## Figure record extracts
== == ==

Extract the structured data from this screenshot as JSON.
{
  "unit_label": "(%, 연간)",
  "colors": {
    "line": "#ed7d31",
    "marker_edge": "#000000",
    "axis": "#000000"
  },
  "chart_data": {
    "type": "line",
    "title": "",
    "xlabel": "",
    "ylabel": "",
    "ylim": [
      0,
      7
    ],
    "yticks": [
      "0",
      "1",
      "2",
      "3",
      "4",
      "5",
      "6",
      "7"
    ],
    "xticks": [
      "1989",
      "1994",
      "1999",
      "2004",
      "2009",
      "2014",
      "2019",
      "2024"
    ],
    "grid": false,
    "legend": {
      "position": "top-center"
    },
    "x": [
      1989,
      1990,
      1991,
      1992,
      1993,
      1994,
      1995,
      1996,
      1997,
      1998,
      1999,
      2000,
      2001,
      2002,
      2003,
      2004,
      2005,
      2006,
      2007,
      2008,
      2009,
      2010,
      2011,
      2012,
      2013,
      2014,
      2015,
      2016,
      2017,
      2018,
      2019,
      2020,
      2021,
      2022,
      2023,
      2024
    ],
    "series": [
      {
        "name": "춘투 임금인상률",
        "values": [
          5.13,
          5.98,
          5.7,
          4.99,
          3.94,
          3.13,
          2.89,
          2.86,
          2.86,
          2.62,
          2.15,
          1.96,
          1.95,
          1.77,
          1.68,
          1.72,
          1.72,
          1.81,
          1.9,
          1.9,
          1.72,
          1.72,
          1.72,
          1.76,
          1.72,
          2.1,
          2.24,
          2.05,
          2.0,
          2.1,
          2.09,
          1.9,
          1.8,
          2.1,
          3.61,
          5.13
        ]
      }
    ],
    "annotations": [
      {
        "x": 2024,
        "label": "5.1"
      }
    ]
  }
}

== == ==

Repeat the records above exactly, leaving none out.

Extract the structured data from this screenshot as JSON.
{
  "unit_label": "(%, 연간)",
  "colors": {
    "line": "#ed7d31",
    "marker_edge": "#000000",
    "axis": "#000000"
  },
  "chart_data": {
    "type": "line",
    "title": "",
    "xlabel": "",
    "ylabel": "",
    "ylim": [
      0,
      7
    ],
    "yticks": [
      "0",
      "1",
      "2",
      "3",
      "4",
      "5",
      "6",
      "7"
    ],
    "xticks": [
      "1989",
      "1994",
      "1999",
      "2004",
      "2009",
      "2014",
      "2019",
      "2024"
    ],
    "grid": false,
    "legend": {
      "position": "top-center"
    },
    "x": [
      1989,
      1990,
      1991,
      1992,
      1993,
      1994,
      1995,
      1996,
      1997,
      1998,
      1999,
      2000,
      2001,
      2002,
      2003,
      2004,
      2005,
      2006,
      2007,
      2008,
      2009,
      2010,
      2011,
      2012,
      2013,
      2014,
      2015,
      2016,
      2017,
      2018,
      2019,
      2020,
      2021,
      2022,
      2023,
      2024
    ],
    "series": [
      {
        "name": "춘투 임금인상률",
        "values": [
          5.13,
          5.98,
          5.7,
          4.99,
          3.94,
          3.13,
          2.89,
          2.86,
          2.86,
          2.62,
          2.15,
          1.96,
          1.95,
          1.77,
          1.68,
          1.72,
          1.72,
          1.81,
          1.9,
          1.9,
          1.72,
          1.72,
          1.72,
          1.76,
          1.72,
          2.1,
          2.24,
          2.05,
          2.0,
          2.1,
          2.09,
          1.9,
          1.8,
          2.1,
          3.61,
          5.13
        ]
      }
    ],
    "annotations": [
      {
        "x": 2024,
        "label": "5.1"
      }
    ]
  }
}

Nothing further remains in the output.